(Records from a collection)
★ ★ ★ ★
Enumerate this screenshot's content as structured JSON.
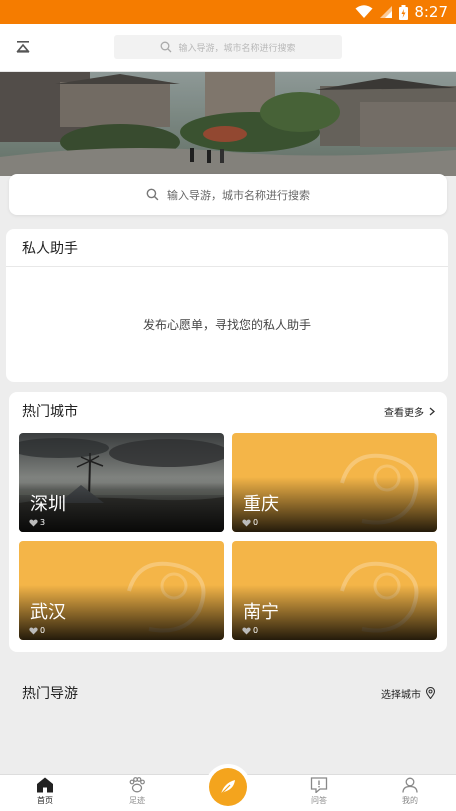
{
  "status_bar": {
    "time": "8:27",
    "icons": [
      "wifi-icon",
      "signal-icon",
      "battery-icon"
    ]
  },
  "top_bar": {
    "search_placeholder": "输入导游，城市名称进行搜索"
  },
  "banner": {
    "image": "banner-photo"
  },
  "search_card": {
    "placeholder": "输入导游，城市名称进行搜索"
  },
  "assistant": {
    "title": "私人助手",
    "message": "发布心愿单，寻找您的私人助手"
  },
  "hot_cities": {
    "title": "热门城市",
    "more_label": "查看更多",
    "items": [
      {
        "name": "深圳",
        "likes": "3"
      },
      {
        "name": "重庆",
        "likes": "0"
      },
      {
        "name": "武汉",
        "likes": "0"
      },
      {
        "name": "南宁",
        "likes": "0"
      }
    ]
  },
  "hot_guides": {
    "title": "热门导游",
    "select_city_label": "选择城市"
  },
  "tab_bar": {
    "tabs": [
      {
        "label": "首页",
        "icon": "home-icon",
        "active": true
      },
      {
        "label": "足迹",
        "icon": "paw-icon",
        "active": false
      },
      {
        "label": "问答",
        "icon": "qa-icon",
        "active": false
      },
      {
        "label": "我的",
        "icon": "user-icon",
        "active": false
      }
    ],
    "center_icon": "feather-icon"
  },
  "colors": {
    "status_bar": "#f57c00",
    "accent": "#f4a41d",
    "card_placeholder": "#f4b548"
  }
}
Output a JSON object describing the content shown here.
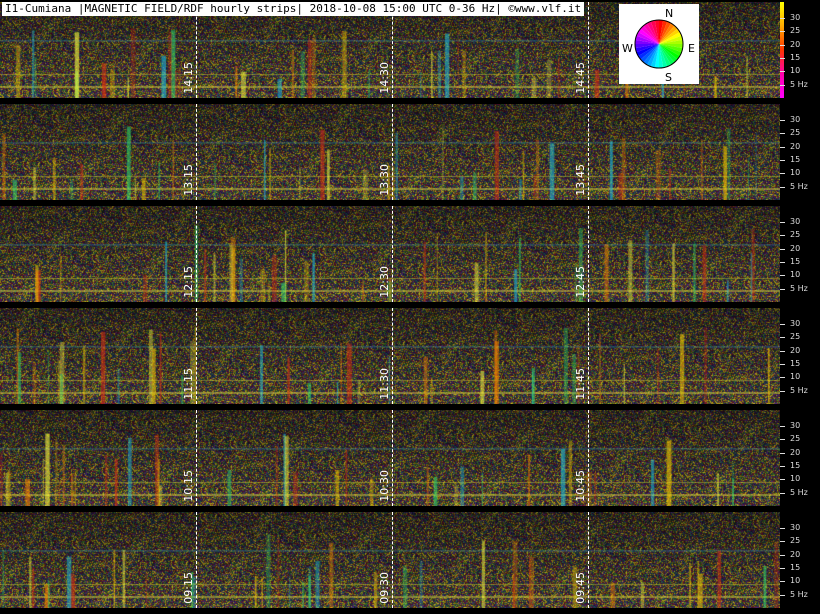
{
  "chart_data": {
    "type": "heatmap",
    "title": "I1-Cumiana |MAGNETIC FIELD/RDF hourly strips| 2018-10-08 15:00 UTC 0-36 Hz| ©www.vlf.it",
    "frequency_ticks": [
      "30",
      "25",
      "20",
      "15",
      "10",
      "5 Hz"
    ],
    "frequency_range_hz": [
      0,
      36
    ],
    "rows": [
      {
        "markers": [
          "14:15",
          "14:30",
          "14:45"
        ]
      },
      {
        "markers": [
          "13:15",
          "13:30",
          "13:45"
        ]
      },
      {
        "markers": [
          "12:15",
          "12:30",
          "12:45"
        ]
      },
      {
        "markers": [
          "11:15",
          "11:30",
          "11:45"
        ]
      },
      {
        "markers": [
          "10:15",
          "10:30",
          "10:45"
        ]
      },
      {
        "markers": [
          "09:15",
          "09:30",
          "09:45"
        ]
      }
    ],
    "direction_legend": {
      "north": "N",
      "south": "S",
      "east": "E",
      "west": "W"
    }
  }
}
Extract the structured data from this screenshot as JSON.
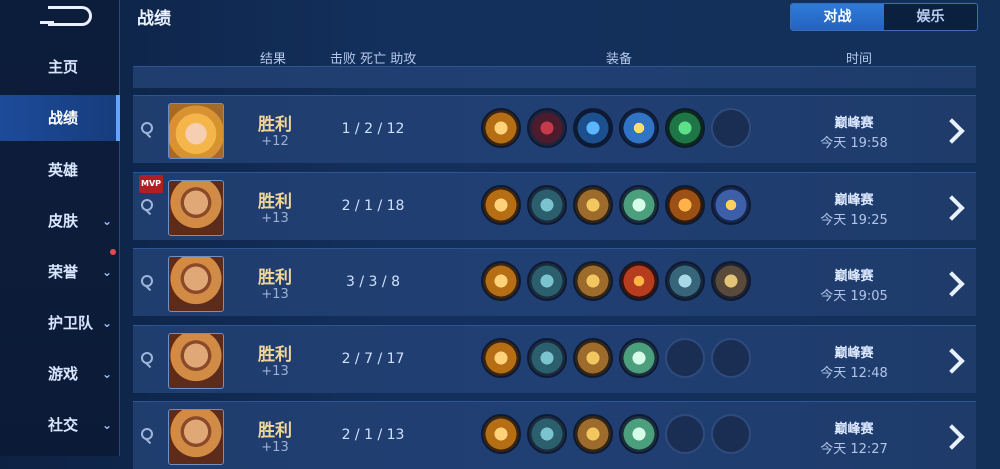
{
  "sidebar": {
    "items": [
      {
        "label": "主页",
        "active": false,
        "chevron": false
      },
      {
        "label": "战绩",
        "active": true,
        "chevron": false
      },
      {
        "label": "英雄",
        "active": false,
        "chevron": false
      },
      {
        "label": "皮肤",
        "active": false,
        "chevron": true
      },
      {
        "label": "荣誉",
        "active": false,
        "chevron": true,
        "dot": true
      },
      {
        "label": "护卫队",
        "active": false,
        "chevron": true
      },
      {
        "label": "游戏",
        "active": false,
        "chevron": true
      },
      {
        "label": "社交",
        "active": false,
        "chevron": true
      }
    ],
    "chevron_glyph": "⌄"
  },
  "header": {
    "title": "战绩",
    "tabs": [
      {
        "label": "对战",
        "active": true
      },
      {
        "label": "娱乐",
        "active": false
      }
    ]
  },
  "columns": {
    "result": "结果",
    "kda": "击败 死亡 助攻",
    "equipment": "装备",
    "time": "时间"
  },
  "matches": [
    {
      "hero": "blonde",
      "mvp": false,
      "result": "胜利",
      "points": "+12",
      "kda": "1 / 2 / 12",
      "items": [
        "c-gold",
        "c-sword",
        "c-blue",
        "c-wand",
        "c-green",
        "empty"
      ],
      "type": "巅峰赛",
      "time": "今天 19:58"
    },
    {
      "hero": "warrior",
      "mvp": true,
      "mvp_label": "MVP",
      "result": "胜利",
      "points": "+13",
      "kda": "2 / 1 / 18",
      "items": [
        "c-gold",
        "c-boot",
        "c-armor",
        "c-crystal",
        "c-helm",
        "c-knight"
      ],
      "type": "巅峰赛",
      "time": "今天 19:25"
    },
    {
      "hero": "warrior",
      "mvp": false,
      "result": "胜利",
      "points": "+13",
      "kda": "3 / 3 / 8",
      "items": [
        "c-gold",
        "c-boot",
        "c-armor",
        "c-red",
        "c-steel",
        "c-tower"
      ],
      "type": "巅峰赛",
      "time": "今天 19:05"
    },
    {
      "hero": "warrior",
      "mvp": false,
      "result": "胜利",
      "points": "+13",
      "kda": "2 / 7 / 17",
      "items": [
        "c-gold",
        "c-boot",
        "c-armor",
        "c-crystal",
        "empty",
        "empty"
      ],
      "type": "巅峰赛",
      "time": "今天 12:48"
    },
    {
      "hero": "warrior",
      "mvp": false,
      "result": "胜利",
      "points": "+13",
      "kda": "2 / 1 / 13",
      "items": [
        "c-gold",
        "c-boot",
        "c-armor",
        "c-crystal",
        "empty",
        "empty"
      ],
      "type": "巅峰赛",
      "time": "今天 12:27"
    }
  ]
}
★ ★ ★ ★
● What is needed: Lines that hold the word "time" are the ones to return, every one of them.

● Output for this task:
    "time": "8:27",
    "time": "时间"
      "time": "今天 19:58"
      "time": "今天 19:25"
      "time": "今天 19:05"
      "time": "今天 12:48"
      "time": "今天 12:27"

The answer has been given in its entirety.